» SET TASK
Check each line below for the word "Tropical", and copy those that have it.

** START OF DATASET **

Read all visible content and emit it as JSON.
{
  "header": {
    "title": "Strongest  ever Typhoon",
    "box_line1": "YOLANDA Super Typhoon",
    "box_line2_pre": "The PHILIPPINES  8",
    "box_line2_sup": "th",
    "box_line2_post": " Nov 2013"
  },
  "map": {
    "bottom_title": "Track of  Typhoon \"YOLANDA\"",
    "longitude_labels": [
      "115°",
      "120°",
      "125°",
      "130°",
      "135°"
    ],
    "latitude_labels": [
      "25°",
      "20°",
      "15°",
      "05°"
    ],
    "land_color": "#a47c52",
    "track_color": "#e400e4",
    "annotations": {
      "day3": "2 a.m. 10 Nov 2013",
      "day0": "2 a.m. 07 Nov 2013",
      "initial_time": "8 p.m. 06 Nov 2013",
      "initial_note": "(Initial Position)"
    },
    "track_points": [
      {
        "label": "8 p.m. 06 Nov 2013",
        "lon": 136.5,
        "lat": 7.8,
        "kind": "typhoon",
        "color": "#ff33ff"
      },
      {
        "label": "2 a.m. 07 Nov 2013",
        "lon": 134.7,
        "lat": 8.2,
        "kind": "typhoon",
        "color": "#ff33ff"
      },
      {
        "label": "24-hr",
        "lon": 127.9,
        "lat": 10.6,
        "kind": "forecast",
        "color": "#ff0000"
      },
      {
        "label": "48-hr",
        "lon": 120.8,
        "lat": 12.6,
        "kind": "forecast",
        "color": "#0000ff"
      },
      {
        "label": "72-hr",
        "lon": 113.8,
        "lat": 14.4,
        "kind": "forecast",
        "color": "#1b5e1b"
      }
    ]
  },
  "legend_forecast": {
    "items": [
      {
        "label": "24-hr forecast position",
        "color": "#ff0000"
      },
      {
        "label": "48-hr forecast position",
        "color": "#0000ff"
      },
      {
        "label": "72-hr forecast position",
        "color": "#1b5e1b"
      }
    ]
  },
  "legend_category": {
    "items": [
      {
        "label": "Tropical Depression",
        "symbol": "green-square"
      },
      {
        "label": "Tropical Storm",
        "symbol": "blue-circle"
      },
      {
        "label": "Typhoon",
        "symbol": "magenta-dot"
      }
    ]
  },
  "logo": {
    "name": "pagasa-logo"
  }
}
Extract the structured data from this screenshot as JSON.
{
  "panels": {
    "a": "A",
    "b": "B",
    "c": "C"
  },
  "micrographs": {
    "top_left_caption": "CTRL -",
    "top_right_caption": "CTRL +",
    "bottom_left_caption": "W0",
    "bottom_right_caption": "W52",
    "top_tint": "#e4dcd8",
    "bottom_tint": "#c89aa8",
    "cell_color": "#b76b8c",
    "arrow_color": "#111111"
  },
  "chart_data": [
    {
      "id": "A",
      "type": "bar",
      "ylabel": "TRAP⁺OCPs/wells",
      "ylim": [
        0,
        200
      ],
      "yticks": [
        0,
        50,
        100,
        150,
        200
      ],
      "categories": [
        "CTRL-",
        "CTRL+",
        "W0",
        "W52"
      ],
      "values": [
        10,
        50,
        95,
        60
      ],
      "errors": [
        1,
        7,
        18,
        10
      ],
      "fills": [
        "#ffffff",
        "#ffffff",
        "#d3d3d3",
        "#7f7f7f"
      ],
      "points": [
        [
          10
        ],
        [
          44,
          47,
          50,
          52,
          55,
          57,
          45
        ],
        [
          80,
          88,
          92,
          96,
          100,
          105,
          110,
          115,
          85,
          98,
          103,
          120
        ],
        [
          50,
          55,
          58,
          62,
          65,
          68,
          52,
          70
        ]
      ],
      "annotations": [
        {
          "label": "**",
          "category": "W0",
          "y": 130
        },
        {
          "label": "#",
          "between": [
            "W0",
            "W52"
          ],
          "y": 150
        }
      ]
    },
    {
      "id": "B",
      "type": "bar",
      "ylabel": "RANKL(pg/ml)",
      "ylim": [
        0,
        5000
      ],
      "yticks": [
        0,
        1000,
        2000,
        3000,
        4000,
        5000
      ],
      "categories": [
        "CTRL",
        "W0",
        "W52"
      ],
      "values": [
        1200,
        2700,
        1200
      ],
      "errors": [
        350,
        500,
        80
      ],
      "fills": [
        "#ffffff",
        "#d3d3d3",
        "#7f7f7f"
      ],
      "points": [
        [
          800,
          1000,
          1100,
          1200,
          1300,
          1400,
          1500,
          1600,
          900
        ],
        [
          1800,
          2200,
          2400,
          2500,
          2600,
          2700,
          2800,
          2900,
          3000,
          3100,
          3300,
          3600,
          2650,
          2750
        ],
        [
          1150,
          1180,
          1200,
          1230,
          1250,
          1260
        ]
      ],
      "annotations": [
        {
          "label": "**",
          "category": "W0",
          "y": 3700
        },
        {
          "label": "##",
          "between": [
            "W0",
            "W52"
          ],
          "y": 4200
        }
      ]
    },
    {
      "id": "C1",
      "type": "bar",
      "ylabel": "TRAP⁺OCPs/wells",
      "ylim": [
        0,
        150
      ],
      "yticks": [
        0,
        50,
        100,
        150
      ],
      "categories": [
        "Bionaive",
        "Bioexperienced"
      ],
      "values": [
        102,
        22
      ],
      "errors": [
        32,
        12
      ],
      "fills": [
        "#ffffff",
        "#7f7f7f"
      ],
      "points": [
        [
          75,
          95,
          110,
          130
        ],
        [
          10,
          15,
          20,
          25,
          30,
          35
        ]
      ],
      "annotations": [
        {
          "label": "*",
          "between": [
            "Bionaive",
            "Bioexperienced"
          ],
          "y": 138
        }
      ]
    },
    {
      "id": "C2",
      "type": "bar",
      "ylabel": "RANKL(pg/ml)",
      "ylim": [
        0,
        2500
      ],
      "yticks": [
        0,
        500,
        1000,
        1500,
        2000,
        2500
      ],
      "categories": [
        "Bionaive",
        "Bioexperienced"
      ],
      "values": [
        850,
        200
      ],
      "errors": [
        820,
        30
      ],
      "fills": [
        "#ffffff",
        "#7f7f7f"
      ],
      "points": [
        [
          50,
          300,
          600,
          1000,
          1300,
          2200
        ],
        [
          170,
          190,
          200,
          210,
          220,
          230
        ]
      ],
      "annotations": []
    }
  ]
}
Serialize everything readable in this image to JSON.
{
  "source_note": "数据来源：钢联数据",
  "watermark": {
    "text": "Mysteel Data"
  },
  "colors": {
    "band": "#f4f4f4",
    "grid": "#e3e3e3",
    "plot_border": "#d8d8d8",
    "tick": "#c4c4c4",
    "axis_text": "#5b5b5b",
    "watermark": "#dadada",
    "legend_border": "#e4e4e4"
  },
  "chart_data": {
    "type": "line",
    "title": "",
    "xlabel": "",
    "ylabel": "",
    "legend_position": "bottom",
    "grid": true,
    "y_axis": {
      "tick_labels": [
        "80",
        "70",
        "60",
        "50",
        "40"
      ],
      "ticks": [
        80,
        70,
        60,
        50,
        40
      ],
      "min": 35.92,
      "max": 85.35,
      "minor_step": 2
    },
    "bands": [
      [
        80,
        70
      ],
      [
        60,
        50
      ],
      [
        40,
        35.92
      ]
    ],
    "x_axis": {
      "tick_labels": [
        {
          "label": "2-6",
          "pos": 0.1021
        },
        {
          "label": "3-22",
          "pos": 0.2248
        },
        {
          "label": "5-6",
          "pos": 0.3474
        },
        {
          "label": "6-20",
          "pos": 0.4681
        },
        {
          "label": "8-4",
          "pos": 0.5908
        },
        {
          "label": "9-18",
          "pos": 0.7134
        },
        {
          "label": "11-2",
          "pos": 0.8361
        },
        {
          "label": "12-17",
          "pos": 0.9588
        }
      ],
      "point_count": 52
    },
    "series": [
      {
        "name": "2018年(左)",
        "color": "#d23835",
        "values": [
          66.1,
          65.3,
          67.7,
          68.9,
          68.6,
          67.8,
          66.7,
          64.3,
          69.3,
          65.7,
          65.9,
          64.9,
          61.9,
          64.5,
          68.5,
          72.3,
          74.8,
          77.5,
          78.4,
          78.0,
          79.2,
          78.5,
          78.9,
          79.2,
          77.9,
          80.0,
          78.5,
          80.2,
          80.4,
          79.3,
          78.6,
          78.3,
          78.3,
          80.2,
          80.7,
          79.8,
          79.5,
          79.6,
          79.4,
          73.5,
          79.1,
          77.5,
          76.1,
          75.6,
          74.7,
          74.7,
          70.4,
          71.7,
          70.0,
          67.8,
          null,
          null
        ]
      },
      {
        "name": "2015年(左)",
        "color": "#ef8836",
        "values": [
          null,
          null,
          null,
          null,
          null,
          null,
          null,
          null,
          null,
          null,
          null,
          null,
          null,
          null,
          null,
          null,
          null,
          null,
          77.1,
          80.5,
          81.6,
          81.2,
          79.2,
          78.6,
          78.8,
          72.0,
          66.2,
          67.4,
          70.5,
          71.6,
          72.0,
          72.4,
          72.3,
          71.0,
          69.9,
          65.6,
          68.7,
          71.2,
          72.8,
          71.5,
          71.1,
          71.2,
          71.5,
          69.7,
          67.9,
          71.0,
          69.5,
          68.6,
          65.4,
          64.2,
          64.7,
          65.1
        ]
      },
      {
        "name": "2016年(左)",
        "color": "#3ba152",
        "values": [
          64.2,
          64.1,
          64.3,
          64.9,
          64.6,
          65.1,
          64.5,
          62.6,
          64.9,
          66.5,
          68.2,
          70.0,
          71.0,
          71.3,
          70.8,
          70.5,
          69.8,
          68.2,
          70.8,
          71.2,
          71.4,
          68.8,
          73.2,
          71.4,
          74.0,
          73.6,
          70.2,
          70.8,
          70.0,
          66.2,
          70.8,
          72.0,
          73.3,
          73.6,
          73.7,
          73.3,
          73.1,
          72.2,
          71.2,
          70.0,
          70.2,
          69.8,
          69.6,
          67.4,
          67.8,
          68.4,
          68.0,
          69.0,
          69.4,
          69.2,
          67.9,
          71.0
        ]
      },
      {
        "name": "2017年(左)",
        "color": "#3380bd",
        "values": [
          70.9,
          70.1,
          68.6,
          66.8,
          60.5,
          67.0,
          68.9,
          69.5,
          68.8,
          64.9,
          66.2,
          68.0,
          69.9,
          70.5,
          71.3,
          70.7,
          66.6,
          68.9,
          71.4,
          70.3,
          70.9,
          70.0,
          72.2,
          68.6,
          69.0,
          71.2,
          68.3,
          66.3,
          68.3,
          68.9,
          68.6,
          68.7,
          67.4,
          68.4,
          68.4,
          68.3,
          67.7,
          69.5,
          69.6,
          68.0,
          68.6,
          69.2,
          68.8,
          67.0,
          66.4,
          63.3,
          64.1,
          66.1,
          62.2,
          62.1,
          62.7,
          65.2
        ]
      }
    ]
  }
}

** END OF DATASET **

» EXPECTED ANSWER
        "label": "Tropical Depression",
        "label": "Tropical Storm",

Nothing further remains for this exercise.